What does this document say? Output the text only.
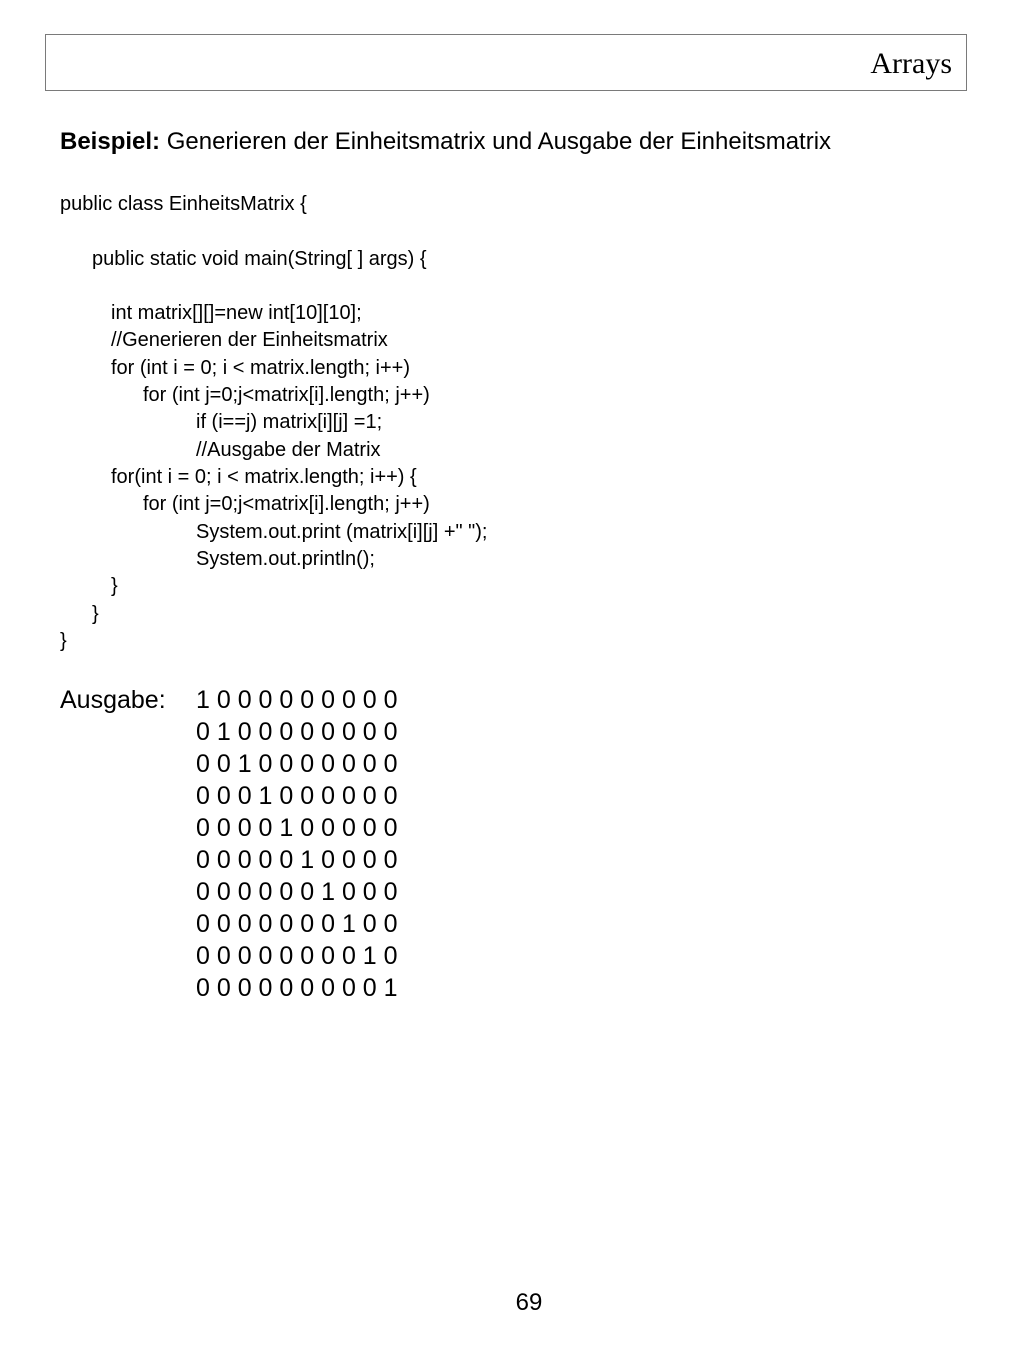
Arrays
Beispiel: Generieren der Einheitsmatrix und Ausgabe der Einheitsmatrix
public class EinheitsMatrix {
public static void main(String[ ] args) {
int matrix[][]=new int[10][10];
//Generieren der Einheitsmatrix
for (int i = 0; i < matrix.length; i++)
for (int j=0;j<matrix[i].length; j++)
if (i==j) matrix[i][j] =1;
//Ausgabe der Matrix
for(int i = 0; i < matrix.length; i++) {
for (int j=0;j<matrix[i].length; j++)
System.out.print (matrix[i][j] +" ");
System.out.println();
}
}
}
Ausgabe: 1 0 0 0 0 0 0 0 0 0
0 1 0 0 0 0 0 0 0 0
0 0 1 0 0 0 0 0 0 0
0 0 0 1 0 0 0 0 0 0
0 0 0 0 1 0 0 0 0 0
0 0 0 0 0 1 0 0 0 0
0 0 0 0 0 0 1 0 0 0
0 0 0 0 0 0 0 1 0 0
0 0 0 0 0 0 0 0 1 0
0 0 0 0 0 0 0 0 0 1
69
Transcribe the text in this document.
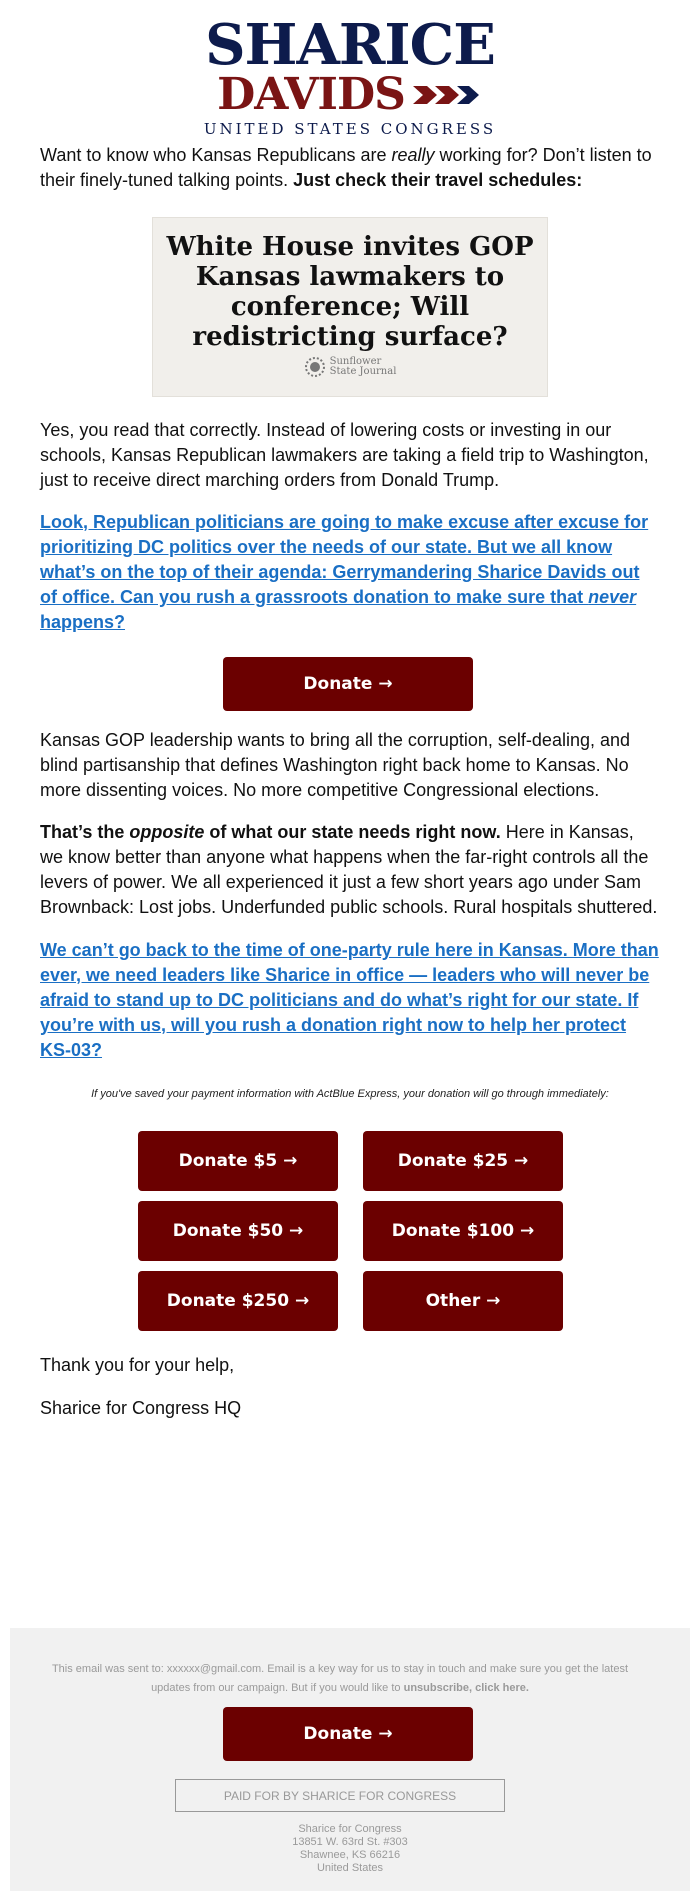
SHARICE
DAVIDS
UNITED STATES CONGRESS
Want to know who Kansas Republicans are really working for? Don’t listen to their finely-tuned talking points. Just check their travel schedules:
White House invites GOP Kansas lawmakers to conference; Will redistricting surface?
Sunflower
State Journal
Yes, you read that correctly. Instead of lowering costs or investing in our schools, Kansas Republican lawmakers are taking a field trip to Washington, just to receive direct marching orders from Donald Trump.
Look, Republican politicians are going to make excuse after excuse for prioritizing DC politics over the needs of our state. But we all know what’s on the top of their agenda: Gerrymandering Sharice Davids out of office. Can you rush a grassroots donation to make sure that never happens?
Donate →
Kansas GOP leadership wants to bring all the corruption, self-dealing, and blind partisanship that defines Washington right back home to Kansas. No more dissenting voices. No more competitive Congressional elections.
That’s the opposite of what our state needs right now. Here in Kansas, we know better than anyone what happens when the far-right controls all the levers of power. We all experienced it just a few short years ago under Sam Brownback: Lost jobs. Underfunded public schools. Rural hospitals shuttered.
We can’t go back to the time of one-party rule here in Kansas. More than ever, we need leaders like Sharice in office — leaders who will never be afraid to stand up to DC politicians and do what’s right for our state. If you’re with us, will you rush a donation right now to help her protect KS-03?
If you've saved your payment information with ActBlue Express, your donation will go through immediately:
Donate $5 →	Donate $25 →
Donate $50 →	Donate $100 →
Donate $250 →	Other →
Thank you for your help,
Sharice for Congress HQ
This email was sent to: xxxxxx@gmail.com. Email is a key way for us to stay in touch and make sure you get the latest updates from our campaign. But if you would like to unsubscribe, click here.
Donate →
PAID FOR BY SHARICE FOR CONGRESS
Sharice for Congress
13851 W. 63rd St. #303
Shawnee, KS 66216
United States
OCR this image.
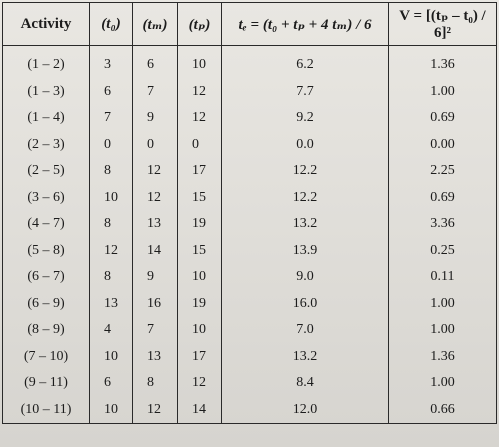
Activity	(t₀)	(tₘ)	(tₚ)	tₑ = (t₀ + tₚ + 4 tₘ) / 6	V = [(tₚ – t₀) / 6]²
(1 – 2)	3	6	10	6.2	1.36
(1 – 3)	6	7	12	7.7	1.00
(1 – 4)	7	9	12	9.2	0.69
(2 – 3)	0	0	0	0.0	0.00
(2 – 5)	8	12	17	12.2	2.25
(3 – 6)	10	12	15	12.2	0.69
(4 – 7)	8	13	19	13.2	3.36
(5 – 8)	12	14	15	13.9	0.25
(6 – 7)	8	9	10	9.0	0.11
(6 – 9)	13	16	19	16.0	1.00
(8 – 9)	4	7	10	7.0	1.00
(7 – 10)	10	13	17	13.2	1.36
(9 – 11)	6	8	12	8.4	1.00
(10 – 11)	10	12	14	12.0	0.66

> Task objective
From the entries above, pull out each line that includes "your".

> The solution
If you've saved your payment information with ActBlue Express, your donation will go through immediately:
Thank you for your help,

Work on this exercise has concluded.